··· RAW RECORDS

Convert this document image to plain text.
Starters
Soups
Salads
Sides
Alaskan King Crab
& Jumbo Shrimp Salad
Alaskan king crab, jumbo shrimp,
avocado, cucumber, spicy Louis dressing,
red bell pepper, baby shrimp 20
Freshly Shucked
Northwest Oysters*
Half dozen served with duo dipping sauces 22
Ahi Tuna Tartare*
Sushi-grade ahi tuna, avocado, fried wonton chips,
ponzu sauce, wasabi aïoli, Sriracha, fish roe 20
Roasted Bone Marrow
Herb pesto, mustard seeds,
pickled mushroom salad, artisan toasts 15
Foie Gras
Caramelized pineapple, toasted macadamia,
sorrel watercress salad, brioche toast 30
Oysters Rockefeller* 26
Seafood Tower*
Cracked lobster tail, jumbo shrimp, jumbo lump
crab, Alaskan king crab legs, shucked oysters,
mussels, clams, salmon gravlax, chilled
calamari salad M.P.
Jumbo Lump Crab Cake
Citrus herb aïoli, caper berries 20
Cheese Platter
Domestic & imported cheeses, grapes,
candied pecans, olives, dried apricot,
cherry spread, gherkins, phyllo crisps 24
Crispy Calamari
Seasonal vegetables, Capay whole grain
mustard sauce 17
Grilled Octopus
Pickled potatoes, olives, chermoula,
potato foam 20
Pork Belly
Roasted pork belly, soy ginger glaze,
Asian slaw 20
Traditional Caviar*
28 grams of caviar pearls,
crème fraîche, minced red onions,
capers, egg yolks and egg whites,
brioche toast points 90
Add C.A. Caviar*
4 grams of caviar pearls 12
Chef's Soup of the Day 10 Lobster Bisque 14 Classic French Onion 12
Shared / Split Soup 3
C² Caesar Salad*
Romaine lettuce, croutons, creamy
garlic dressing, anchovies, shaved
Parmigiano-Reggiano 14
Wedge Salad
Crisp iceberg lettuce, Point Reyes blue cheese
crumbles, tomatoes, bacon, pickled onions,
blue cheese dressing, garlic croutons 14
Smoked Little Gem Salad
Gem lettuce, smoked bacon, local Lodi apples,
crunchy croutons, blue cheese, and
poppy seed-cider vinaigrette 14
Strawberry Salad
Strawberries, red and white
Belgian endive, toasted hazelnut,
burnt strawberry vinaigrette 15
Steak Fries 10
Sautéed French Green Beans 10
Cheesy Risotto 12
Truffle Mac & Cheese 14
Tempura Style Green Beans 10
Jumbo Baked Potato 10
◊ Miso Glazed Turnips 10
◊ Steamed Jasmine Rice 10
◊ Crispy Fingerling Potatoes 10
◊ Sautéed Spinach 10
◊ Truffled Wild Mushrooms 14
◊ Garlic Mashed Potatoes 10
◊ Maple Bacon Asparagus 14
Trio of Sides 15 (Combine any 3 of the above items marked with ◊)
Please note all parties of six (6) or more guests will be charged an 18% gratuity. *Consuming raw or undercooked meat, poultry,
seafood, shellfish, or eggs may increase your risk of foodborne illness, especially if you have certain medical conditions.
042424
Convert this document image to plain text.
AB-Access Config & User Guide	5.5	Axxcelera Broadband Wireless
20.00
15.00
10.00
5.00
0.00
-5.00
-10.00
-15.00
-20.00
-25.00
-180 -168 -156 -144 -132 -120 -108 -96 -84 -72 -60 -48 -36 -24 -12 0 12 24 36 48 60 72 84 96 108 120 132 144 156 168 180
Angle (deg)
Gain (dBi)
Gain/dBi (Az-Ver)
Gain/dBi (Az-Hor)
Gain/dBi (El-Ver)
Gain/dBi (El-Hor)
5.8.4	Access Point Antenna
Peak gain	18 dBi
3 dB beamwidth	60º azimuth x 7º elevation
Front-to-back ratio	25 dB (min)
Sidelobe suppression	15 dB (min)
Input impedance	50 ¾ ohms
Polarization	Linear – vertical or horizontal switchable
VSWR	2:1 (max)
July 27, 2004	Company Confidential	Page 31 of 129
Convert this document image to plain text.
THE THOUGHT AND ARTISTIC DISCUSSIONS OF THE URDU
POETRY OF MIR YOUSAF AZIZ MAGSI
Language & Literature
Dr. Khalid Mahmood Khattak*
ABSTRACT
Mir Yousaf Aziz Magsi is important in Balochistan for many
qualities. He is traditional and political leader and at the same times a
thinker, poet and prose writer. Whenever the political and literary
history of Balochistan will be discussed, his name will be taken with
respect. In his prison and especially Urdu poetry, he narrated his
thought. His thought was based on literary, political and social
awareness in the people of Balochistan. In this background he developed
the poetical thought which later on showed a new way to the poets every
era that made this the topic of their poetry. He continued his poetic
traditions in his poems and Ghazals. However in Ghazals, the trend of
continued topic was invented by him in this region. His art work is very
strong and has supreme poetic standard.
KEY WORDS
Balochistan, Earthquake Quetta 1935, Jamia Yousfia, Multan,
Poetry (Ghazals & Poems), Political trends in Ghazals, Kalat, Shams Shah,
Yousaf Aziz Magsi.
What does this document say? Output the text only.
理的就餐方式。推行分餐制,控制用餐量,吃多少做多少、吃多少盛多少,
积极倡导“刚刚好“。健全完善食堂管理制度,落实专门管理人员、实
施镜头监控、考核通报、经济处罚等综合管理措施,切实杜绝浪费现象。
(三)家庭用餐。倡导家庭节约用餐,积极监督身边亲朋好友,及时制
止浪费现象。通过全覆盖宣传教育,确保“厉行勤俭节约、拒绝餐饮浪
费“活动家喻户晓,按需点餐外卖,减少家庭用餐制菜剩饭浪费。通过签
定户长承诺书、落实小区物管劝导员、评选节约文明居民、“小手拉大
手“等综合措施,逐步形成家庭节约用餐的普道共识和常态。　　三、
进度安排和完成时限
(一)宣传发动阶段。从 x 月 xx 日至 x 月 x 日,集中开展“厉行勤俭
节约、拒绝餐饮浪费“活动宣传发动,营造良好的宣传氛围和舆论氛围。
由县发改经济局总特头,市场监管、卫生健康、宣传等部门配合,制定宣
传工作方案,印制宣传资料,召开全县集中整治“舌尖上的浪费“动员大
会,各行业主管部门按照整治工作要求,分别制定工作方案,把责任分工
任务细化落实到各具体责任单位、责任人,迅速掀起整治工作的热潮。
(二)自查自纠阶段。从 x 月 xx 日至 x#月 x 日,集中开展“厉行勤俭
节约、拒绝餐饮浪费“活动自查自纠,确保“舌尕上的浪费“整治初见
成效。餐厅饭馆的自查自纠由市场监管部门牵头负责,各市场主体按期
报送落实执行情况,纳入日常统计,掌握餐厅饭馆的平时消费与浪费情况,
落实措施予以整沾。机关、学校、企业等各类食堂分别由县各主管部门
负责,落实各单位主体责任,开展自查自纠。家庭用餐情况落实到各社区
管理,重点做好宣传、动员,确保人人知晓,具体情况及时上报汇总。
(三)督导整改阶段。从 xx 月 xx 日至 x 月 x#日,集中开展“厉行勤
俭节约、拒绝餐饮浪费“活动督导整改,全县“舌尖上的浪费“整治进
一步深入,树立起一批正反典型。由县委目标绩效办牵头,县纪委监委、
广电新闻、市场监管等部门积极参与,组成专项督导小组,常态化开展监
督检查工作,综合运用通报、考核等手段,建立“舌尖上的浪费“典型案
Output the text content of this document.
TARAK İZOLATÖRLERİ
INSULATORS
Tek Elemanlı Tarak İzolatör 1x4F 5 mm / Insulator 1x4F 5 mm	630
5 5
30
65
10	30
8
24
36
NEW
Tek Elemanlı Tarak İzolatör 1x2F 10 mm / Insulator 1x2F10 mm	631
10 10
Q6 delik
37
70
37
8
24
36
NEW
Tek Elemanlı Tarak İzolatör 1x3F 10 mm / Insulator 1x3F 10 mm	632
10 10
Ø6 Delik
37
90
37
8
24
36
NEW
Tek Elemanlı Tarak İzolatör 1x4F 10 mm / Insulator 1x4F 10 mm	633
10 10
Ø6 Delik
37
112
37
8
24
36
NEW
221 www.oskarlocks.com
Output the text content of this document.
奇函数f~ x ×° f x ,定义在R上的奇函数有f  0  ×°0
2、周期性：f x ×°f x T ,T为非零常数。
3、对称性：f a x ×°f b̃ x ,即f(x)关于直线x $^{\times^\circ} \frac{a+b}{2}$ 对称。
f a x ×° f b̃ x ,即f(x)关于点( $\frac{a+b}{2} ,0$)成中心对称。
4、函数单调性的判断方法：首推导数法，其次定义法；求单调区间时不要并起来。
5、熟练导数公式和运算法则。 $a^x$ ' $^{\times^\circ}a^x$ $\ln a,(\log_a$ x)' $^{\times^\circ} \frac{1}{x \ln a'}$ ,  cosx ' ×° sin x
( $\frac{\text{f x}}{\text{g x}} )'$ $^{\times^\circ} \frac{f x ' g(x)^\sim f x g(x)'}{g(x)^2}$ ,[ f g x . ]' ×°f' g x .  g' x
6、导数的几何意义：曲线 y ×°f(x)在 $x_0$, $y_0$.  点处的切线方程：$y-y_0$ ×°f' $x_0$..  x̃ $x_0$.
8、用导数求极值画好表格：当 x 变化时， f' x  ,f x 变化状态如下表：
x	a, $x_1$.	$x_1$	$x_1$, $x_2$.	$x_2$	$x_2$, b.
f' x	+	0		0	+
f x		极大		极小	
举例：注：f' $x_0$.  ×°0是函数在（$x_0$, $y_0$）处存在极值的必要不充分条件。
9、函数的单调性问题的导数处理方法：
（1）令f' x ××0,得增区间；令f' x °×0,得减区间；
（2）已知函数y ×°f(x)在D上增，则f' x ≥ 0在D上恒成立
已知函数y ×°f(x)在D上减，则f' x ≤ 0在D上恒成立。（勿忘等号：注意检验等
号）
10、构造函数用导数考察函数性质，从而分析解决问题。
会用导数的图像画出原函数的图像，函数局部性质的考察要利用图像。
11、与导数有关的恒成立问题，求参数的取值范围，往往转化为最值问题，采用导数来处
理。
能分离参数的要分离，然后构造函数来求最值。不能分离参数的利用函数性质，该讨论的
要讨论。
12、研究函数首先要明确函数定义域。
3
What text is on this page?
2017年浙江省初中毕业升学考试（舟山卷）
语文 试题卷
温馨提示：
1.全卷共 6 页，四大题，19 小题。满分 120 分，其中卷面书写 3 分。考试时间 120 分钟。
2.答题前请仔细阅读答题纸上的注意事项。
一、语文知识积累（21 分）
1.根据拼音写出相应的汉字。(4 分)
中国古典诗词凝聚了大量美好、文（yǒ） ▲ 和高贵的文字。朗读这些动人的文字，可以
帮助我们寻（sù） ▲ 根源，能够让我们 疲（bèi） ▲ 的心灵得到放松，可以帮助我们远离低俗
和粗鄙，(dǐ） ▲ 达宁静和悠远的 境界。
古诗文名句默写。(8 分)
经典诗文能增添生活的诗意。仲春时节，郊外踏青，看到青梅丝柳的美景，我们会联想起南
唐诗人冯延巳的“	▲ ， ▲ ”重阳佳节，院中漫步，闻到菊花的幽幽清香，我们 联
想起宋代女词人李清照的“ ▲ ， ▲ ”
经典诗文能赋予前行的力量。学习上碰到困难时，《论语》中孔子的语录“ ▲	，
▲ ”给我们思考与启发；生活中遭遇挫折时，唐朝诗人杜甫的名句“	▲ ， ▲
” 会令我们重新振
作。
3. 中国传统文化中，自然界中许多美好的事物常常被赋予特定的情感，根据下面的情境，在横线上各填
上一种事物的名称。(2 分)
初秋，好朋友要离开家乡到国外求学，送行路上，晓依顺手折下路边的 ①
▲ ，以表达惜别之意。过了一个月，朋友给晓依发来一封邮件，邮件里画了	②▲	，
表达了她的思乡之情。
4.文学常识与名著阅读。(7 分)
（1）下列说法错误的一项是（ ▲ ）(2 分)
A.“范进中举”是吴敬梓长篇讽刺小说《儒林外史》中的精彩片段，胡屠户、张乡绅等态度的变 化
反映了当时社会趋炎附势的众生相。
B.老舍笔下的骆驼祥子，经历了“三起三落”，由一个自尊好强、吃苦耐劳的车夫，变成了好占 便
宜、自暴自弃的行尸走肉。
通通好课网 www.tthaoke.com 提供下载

······

Return all the lines that contain the string "literary".

_WRITTEN SOLUTION:_
thinker, poet and prose writer. Whenever the political and literary
thought. His thought was based on literary, political and social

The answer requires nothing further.